§ **Rows**
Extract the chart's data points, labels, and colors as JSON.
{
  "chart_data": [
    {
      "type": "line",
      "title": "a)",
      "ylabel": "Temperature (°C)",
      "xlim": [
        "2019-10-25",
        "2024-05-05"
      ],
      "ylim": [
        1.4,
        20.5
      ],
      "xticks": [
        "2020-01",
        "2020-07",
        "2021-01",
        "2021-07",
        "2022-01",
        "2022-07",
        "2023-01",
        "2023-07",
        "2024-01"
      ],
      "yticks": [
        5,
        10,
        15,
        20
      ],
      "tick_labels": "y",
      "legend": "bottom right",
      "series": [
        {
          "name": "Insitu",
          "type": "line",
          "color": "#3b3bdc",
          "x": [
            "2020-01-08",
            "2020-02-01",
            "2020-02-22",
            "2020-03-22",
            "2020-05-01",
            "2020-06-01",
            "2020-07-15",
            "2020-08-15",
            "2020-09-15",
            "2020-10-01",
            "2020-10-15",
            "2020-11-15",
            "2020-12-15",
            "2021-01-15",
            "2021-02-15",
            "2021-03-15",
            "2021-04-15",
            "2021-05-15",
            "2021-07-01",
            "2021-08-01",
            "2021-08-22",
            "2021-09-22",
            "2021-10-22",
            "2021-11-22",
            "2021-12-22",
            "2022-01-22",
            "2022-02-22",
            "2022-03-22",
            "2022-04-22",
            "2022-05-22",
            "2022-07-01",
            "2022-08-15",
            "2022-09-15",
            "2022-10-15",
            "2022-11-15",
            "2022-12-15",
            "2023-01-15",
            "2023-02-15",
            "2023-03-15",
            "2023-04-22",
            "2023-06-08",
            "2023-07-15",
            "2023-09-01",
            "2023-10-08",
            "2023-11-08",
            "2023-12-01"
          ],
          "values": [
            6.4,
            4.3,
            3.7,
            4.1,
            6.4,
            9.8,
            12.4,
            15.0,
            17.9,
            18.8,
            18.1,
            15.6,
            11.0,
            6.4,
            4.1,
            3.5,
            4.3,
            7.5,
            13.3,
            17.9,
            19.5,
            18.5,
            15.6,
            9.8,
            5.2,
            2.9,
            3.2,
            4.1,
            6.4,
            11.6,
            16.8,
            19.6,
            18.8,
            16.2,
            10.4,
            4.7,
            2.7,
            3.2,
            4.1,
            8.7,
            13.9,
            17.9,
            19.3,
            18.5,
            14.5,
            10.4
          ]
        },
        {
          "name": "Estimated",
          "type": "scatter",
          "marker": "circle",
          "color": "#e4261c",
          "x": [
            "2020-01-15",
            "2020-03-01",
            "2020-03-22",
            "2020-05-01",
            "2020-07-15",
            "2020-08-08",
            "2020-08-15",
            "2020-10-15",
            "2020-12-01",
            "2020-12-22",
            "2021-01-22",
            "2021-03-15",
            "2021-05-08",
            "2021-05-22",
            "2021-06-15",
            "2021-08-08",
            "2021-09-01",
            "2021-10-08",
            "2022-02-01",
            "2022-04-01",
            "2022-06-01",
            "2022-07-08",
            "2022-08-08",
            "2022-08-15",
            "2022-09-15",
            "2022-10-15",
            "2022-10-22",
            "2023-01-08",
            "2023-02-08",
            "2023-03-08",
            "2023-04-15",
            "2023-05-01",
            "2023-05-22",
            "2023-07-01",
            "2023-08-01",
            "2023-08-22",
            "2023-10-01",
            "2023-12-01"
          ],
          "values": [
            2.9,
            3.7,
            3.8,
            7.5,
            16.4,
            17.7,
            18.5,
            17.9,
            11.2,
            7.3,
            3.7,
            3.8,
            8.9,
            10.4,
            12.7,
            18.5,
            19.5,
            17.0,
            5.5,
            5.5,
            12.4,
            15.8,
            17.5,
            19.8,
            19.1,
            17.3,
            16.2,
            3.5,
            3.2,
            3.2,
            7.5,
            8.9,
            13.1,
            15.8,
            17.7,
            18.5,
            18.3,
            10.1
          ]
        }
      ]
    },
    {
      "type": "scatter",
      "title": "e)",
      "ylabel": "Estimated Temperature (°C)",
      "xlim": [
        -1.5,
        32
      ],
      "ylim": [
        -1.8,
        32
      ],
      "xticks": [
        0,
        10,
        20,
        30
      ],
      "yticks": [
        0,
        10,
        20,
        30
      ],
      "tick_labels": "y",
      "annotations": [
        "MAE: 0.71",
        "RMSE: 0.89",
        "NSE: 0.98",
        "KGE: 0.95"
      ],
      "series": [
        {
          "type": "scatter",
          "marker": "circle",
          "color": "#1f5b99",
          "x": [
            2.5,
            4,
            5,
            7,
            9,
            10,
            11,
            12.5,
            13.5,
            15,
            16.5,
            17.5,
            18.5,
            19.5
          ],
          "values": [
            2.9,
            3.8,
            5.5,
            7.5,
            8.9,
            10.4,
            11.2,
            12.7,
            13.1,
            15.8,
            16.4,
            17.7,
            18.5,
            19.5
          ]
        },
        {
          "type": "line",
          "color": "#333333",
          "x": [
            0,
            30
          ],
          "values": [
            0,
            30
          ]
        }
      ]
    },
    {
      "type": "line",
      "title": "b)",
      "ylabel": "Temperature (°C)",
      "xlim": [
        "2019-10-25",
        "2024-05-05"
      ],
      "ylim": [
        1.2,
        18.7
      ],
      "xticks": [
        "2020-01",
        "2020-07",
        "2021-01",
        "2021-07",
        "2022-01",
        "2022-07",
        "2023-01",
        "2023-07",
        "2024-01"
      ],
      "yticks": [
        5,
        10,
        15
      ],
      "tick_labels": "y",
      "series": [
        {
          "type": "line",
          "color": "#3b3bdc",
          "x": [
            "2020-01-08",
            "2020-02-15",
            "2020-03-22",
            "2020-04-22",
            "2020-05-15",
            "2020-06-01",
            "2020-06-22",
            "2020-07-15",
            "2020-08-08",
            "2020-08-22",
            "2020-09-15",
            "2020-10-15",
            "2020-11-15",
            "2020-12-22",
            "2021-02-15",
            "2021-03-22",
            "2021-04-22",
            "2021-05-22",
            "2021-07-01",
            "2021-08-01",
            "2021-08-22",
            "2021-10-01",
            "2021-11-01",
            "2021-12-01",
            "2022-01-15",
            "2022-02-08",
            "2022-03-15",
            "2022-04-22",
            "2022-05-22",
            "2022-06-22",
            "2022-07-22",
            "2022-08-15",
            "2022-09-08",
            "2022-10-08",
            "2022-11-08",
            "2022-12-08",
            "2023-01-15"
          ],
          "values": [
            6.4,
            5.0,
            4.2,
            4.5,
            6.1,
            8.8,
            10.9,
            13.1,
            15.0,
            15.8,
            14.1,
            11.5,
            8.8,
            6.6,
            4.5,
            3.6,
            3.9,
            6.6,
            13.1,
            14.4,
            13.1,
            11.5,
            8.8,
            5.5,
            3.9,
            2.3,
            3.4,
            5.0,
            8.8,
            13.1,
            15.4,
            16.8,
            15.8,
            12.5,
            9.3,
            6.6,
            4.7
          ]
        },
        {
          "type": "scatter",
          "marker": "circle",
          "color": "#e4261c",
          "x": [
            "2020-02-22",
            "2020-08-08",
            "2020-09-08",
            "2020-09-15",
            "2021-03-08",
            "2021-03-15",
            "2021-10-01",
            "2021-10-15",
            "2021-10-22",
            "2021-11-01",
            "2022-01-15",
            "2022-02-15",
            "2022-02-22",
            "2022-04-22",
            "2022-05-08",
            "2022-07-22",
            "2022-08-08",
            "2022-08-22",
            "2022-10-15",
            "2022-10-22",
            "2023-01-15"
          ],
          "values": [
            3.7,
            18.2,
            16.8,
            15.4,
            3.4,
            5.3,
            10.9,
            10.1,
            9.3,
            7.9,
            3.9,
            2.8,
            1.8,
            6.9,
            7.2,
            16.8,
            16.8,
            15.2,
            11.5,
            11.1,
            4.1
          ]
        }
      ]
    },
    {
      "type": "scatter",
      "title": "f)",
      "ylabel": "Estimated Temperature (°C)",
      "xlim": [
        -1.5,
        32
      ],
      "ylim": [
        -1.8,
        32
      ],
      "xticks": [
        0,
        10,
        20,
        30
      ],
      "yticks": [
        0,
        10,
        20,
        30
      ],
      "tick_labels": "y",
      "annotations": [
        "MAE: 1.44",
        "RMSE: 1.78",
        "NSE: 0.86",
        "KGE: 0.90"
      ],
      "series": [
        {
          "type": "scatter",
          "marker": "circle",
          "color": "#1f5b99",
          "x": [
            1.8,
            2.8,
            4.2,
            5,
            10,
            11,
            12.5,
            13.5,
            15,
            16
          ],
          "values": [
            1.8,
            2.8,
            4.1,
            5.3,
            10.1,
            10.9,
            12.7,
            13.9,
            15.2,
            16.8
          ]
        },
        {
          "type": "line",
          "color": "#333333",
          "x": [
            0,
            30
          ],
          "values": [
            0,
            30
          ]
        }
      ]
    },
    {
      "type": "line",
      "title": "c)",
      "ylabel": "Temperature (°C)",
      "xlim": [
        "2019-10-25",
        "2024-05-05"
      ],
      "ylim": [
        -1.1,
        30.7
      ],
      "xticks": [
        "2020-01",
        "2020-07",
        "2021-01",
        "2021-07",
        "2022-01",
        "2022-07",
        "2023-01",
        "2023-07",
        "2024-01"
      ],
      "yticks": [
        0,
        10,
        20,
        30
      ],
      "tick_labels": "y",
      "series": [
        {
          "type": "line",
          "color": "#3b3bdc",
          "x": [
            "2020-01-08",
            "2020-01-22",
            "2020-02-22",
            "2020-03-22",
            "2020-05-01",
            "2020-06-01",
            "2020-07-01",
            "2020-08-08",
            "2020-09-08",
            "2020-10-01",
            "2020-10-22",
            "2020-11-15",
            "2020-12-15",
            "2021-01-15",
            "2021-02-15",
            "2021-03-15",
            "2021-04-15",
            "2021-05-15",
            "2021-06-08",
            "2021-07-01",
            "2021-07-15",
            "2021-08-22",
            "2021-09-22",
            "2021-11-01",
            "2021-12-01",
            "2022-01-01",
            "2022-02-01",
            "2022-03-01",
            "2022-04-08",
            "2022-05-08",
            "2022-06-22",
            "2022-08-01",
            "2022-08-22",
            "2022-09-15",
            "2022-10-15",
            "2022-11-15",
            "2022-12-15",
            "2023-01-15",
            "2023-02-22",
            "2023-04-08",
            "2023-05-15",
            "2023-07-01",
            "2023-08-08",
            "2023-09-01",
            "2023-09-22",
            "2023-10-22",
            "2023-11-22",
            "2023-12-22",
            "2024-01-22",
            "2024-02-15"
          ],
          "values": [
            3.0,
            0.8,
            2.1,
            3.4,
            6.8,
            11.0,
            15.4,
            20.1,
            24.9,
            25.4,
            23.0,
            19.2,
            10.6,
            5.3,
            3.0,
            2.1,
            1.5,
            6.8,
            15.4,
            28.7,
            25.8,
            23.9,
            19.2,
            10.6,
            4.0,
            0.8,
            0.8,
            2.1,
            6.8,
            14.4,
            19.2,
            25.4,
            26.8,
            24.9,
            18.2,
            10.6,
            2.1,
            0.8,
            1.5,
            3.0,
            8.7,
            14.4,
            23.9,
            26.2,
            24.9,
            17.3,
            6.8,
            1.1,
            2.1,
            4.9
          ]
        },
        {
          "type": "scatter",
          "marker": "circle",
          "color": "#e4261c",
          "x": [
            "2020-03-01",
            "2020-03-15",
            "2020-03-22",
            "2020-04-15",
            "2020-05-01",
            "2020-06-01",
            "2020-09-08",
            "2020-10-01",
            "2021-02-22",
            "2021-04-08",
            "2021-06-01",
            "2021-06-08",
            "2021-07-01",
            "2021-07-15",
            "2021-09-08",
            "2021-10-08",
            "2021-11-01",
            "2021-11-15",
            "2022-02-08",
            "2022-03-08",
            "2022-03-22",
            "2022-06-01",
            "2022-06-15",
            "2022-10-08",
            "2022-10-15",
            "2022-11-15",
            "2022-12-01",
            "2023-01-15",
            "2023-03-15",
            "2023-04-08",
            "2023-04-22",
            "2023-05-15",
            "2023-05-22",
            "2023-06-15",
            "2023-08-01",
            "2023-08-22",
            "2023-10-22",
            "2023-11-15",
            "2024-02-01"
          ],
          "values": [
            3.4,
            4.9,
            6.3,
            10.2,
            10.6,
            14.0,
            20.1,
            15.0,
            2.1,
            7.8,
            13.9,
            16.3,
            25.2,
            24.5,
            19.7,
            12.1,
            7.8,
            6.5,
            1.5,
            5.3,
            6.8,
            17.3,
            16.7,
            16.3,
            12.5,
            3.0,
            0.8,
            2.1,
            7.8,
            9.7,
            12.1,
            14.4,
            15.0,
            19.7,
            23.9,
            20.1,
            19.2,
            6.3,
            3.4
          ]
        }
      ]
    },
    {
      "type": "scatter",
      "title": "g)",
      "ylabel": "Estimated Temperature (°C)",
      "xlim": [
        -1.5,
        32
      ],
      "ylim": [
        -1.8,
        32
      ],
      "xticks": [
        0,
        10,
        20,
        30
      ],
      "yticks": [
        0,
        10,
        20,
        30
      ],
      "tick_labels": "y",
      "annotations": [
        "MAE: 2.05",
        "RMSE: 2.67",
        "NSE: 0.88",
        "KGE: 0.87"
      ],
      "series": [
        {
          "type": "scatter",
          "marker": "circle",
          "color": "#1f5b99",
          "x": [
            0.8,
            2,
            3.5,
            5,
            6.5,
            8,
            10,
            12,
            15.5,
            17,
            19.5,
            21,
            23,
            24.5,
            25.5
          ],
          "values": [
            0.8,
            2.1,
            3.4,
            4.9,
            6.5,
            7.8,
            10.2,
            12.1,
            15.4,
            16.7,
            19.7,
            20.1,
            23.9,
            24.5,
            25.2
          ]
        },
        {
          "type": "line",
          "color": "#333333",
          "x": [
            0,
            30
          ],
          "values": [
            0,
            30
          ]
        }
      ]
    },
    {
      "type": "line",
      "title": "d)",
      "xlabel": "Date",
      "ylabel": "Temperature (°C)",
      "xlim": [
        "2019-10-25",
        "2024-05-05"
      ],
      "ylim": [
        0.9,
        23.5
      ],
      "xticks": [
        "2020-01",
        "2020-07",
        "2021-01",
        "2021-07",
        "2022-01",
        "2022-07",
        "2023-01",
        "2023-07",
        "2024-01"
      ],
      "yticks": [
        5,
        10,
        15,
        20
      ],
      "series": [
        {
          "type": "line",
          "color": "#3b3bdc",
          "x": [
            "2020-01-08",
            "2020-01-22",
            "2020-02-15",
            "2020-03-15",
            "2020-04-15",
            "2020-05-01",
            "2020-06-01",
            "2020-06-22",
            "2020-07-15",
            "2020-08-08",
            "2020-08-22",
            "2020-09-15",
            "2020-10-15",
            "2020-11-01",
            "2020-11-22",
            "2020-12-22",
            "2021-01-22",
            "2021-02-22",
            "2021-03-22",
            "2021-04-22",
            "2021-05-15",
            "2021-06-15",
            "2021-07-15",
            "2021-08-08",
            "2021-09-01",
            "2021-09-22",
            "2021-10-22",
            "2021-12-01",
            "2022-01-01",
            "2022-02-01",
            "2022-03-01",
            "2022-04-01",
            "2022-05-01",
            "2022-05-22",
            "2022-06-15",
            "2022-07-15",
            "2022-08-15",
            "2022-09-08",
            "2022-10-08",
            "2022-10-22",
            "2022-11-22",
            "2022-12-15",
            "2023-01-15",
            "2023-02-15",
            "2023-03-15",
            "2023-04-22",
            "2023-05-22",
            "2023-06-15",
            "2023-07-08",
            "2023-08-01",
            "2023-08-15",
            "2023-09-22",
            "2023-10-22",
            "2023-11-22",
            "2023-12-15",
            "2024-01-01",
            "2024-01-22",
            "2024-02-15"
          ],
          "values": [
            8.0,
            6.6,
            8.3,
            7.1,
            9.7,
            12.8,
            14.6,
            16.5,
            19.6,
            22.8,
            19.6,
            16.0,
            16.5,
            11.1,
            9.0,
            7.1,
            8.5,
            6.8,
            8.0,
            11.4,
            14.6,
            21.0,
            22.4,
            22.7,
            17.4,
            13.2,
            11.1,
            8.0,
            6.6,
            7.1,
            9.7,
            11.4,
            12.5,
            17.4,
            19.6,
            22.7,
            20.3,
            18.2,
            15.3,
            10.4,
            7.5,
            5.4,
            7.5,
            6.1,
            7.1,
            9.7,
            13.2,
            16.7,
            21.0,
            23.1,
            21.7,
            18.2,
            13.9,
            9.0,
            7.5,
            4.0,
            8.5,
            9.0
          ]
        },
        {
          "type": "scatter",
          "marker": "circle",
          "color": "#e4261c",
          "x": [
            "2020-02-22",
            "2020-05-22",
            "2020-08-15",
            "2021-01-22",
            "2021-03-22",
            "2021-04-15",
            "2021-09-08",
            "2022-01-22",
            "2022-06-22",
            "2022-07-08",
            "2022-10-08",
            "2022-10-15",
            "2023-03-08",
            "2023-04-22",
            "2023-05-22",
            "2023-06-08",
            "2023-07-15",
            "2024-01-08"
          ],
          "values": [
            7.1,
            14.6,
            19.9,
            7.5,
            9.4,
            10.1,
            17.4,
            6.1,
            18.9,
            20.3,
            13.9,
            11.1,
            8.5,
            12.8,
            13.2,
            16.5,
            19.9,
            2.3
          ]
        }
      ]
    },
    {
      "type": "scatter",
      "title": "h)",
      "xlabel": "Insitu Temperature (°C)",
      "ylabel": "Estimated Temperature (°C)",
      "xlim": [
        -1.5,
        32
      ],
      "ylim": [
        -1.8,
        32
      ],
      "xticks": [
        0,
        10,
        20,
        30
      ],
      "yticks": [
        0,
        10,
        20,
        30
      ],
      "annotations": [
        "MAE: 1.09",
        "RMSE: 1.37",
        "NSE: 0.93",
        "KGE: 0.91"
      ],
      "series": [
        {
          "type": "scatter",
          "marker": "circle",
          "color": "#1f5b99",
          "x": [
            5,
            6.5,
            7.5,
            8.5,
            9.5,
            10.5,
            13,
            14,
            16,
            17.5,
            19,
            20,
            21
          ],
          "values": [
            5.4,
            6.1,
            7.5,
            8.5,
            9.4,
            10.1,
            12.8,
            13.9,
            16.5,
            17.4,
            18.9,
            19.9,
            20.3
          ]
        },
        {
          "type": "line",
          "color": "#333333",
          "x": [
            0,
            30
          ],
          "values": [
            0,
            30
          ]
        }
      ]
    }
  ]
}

§ **Brief**
Provide only the count of lines in the data above that include the string "Insitu".

§ **Written response**
2